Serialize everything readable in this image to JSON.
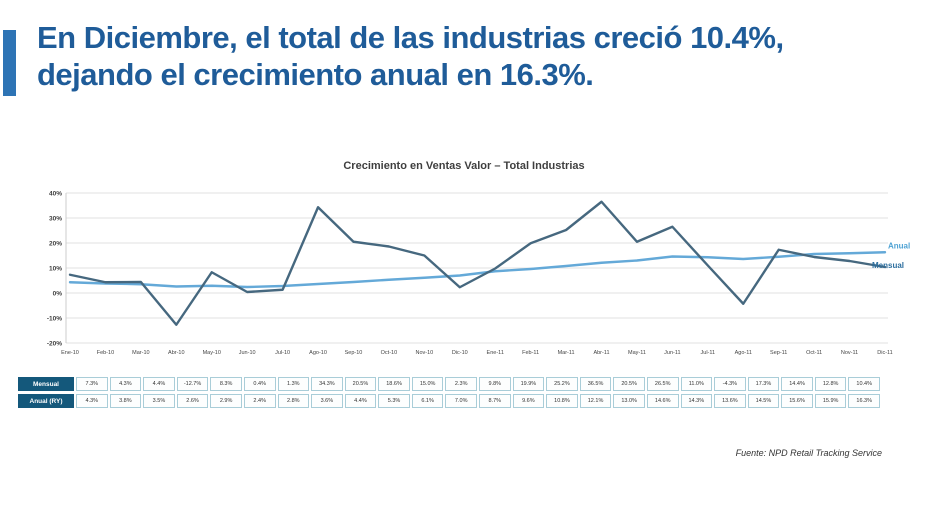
{
  "title": "En Diciembre, el total de las industrias creció 10.4%, dejando el crecimiento anual en 16.3%.",
  "colors": {
    "accent_bar": "#2E74B5",
    "title_text": "#1F5C99",
    "mensual_line": "#46687F",
    "anual_line": "#64A9D8",
    "table_header_bg": "#14587B",
    "gridline": "#e2e2e2"
  },
  "chart_data": {
    "type": "line",
    "title": "Crecimiento en Ventas Valor – Total Industrias",
    "x": [
      "Ene-10",
      "Feb-10",
      "Mar-10",
      "Abr-10",
      "May-10",
      "Jun-10",
      "Jul-10",
      "Ago-10",
      "Sep-10",
      "Oct-10",
      "Nov-10",
      "Dic-10",
      "Ene-11",
      "Feb-11",
      "Mar-11",
      "Abr-11",
      "May-11",
      "Jun-11",
      "Jul-11",
      "Ago-11",
      "Sep-11",
      "Oct-11",
      "Nov-11",
      "Dic-11"
    ],
    "series": [
      {
        "name": "Mensual",
        "color": "#46687F",
        "values": [
          7.3,
          4.3,
          4.4,
          -12.7,
          8.3,
          0.4,
          1.3,
          34.3,
          20.5,
          18.6,
          15.0,
          2.3,
          9.8,
          19.9,
          25.2,
          36.5,
          20.5,
          26.5,
          11.0,
          -4.3,
          17.3,
          14.4,
          12.8,
          10.4
        ]
      },
      {
        "name": "Anual",
        "color": "#64A9D8",
        "values": [
          4.3,
          3.8,
          3.5,
          2.6,
          2.9,
          2.4,
          2.8,
          3.6,
          4.4,
          5.3,
          6.1,
          7.0,
          8.7,
          9.6,
          10.8,
          12.1,
          13.0,
          14.6,
          14.3,
          13.6,
          14.5,
          15.6,
          15.9,
          16.3
        ]
      }
    ],
    "ylim": [
      -20,
      40
    ],
    "ytick_step": 10,
    "ytick_labels": [
      "40%",
      "30%",
      "20%",
      "10%",
      "0%",
      "-10%",
      "-20%"
    ],
    "grid": true,
    "legend_position": "right-end",
    "legend": [
      {
        "label": "Anual",
        "color": "#4FA3D4"
      },
      {
        "label": "Mensual",
        "color": "#2C6E9E"
      }
    ]
  },
  "table": {
    "rows": [
      {
        "label": "Mensual",
        "values": [
          "7.3%",
          "4.3%",
          "4.4%",
          "-12.7%",
          "8.3%",
          "0.4%",
          "1.3%",
          "34.3%",
          "20.5%",
          "18.6%",
          "15.0%",
          "2.3%",
          "9.8%",
          "19.9%",
          "25.2%",
          "36.5%",
          "20.5%",
          "26.5%",
          "11.0%",
          "-4.3%",
          "17.3%",
          "14.4%",
          "12.8%",
          "10.4%"
        ]
      },
      {
        "label": "Anual (RY)",
        "values": [
          "4.3%",
          "3.8%",
          "3.5%",
          "2.6%",
          "2.9%",
          "2.4%",
          "2.8%",
          "3.6%",
          "4.4%",
          "5.3%",
          "6.1%",
          "7.0%",
          "8.7%",
          "9.6%",
          "10.8%",
          "12.1%",
          "13.0%",
          "14.6%",
          "14.3%",
          "13.6%",
          "14.5%",
          "15.6%",
          "15.9%",
          "16.3%"
        ]
      }
    ]
  },
  "footer": {
    "source": "Fuente: NPD Retail Tracking Service"
  }
}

******

What you are asked to do: Print all entries exactly. The images do not belong in the copy.

The answer:
Serialize everything readable in this image to JSON.
{
  "title": "En Diciembre, el total de las industrias creció 10.4%, dejando el crecimiento anual en 16.3%.",
  "colors": {
    "accent_bar": "#2E74B5",
    "title_text": "#1F5C99",
    "mensual_line": "#46687F",
    "anual_line": "#64A9D8",
    "table_header_bg": "#14587B",
    "gridline": "#e2e2e2"
  },
  "chart_data": {
    "type": "line",
    "title": "Crecimiento en Ventas Valor – Total Industrias",
    "x": [
      "Ene-10",
      "Feb-10",
      "Mar-10",
      "Abr-10",
      "May-10",
      "Jun-10",
      "Jul-10",
      "Ago-10",
      "Sep-10",
      "Oct-10",
      "Nov-10",
      "Dic-10",
      "Ene-11",
      "Feb-11",
      "Mar-11",
      "Abr-11",
      "May-11",
      "Jun-11",
      "Jul-11",
      "Ago-11",
      "Sep-11",
      "Oct-11",
      "Nov-11",
      "Dic-11"
    ],
    "series": [
      {
        "name": "Mensual",
        "color": "#46687F",
        "values": [
          7.3,
          4.3,
          4.4,
          -12.7,
          8.3,
          0.4,
          1.3,
          34.3,
          20.5,
          18.6,
          15.0,
          2.3,
          9.8,
          19.9,
          25.2,
          36.5,
          20.5,
          26.5,
          11.0,
          -4.3,
          17.3,
          14.4,
          12.8,
          10.4
        ]
      },
      {
        "name": "Anual",
        "color": "#64A9D8",
        "values": [
          4.3,
          3.8,
          3.5,
          2.6,
          2.9,
          2.4,
          2.8,
          3.6,
          4.4,
          5.3,
          6.1,
          7.0,
          8.7,
          9.6,
          10.8,
          12.1,
          13.0,
          14.6,
          14.3,
          13.6,
          14.5,
          15.6,
          15.9,
          16.3
        ]
      }
    ],
    "ylim": [
      -20,
      40
    ],
    "ytick_step": 10,
    "ytick_labels": [
      "40%",
      "30%",
      "20%",
      "10%",
      "0%",
      "-10%",
      "-20%"
    ],
    "grid": true,
    "legend_position": "right-end",
    "legend": [
      {
        "label": "Anual",
        "color": "#4FA3D4"
      },
      {
        "label": "Mensual",
        "color": "#2C6E9E"
      }
    ]
  },
  "table": {
    "rows": [
      {
        "label": "Mensual",
        "values": [
          "7.3%",
          "4.3%",
          "4.4%",
          "-12.7%",
          "8.3%",
          "0.4%",
          "1.3%",
          "34.3%",
          "20.5%",
          "18.6%",
          "15.0%",
          "2.3%",
          "9.8%",
          "19.9%",
          "25.2%",
          "36.5%",
          "20.5%",
          "26.5%",
          "11.0%",
          "-4.3%",
          "17.3%",
          "14.4%",
          "12.8%",
          "10.4%"
        ]
      },
      {
        "label": "Anual (RY)",
        "values": [
          "4.3%",
          "3.8%",
          "3.5%",
          "2.6%",
          "2.9%",
          "2.4%",
          "2.8%",
          "3.6%",
          "4.4%",
          "5.3%",
          "6.1%",
          "7.0%",
          "8.7%",
          "9.6%",
          "10.8%",
          "12.1%",
          "13.0%",
          "14.6%",
          "14.3%",
          "13.6%",
          "14.5%",
          "15.6%",
          "15.9%",
          "16.3%"
        ]
      }
    ]
  },
  "footer": {
    "source": "Fuente: NPD Retail Tracking Service"
  }
}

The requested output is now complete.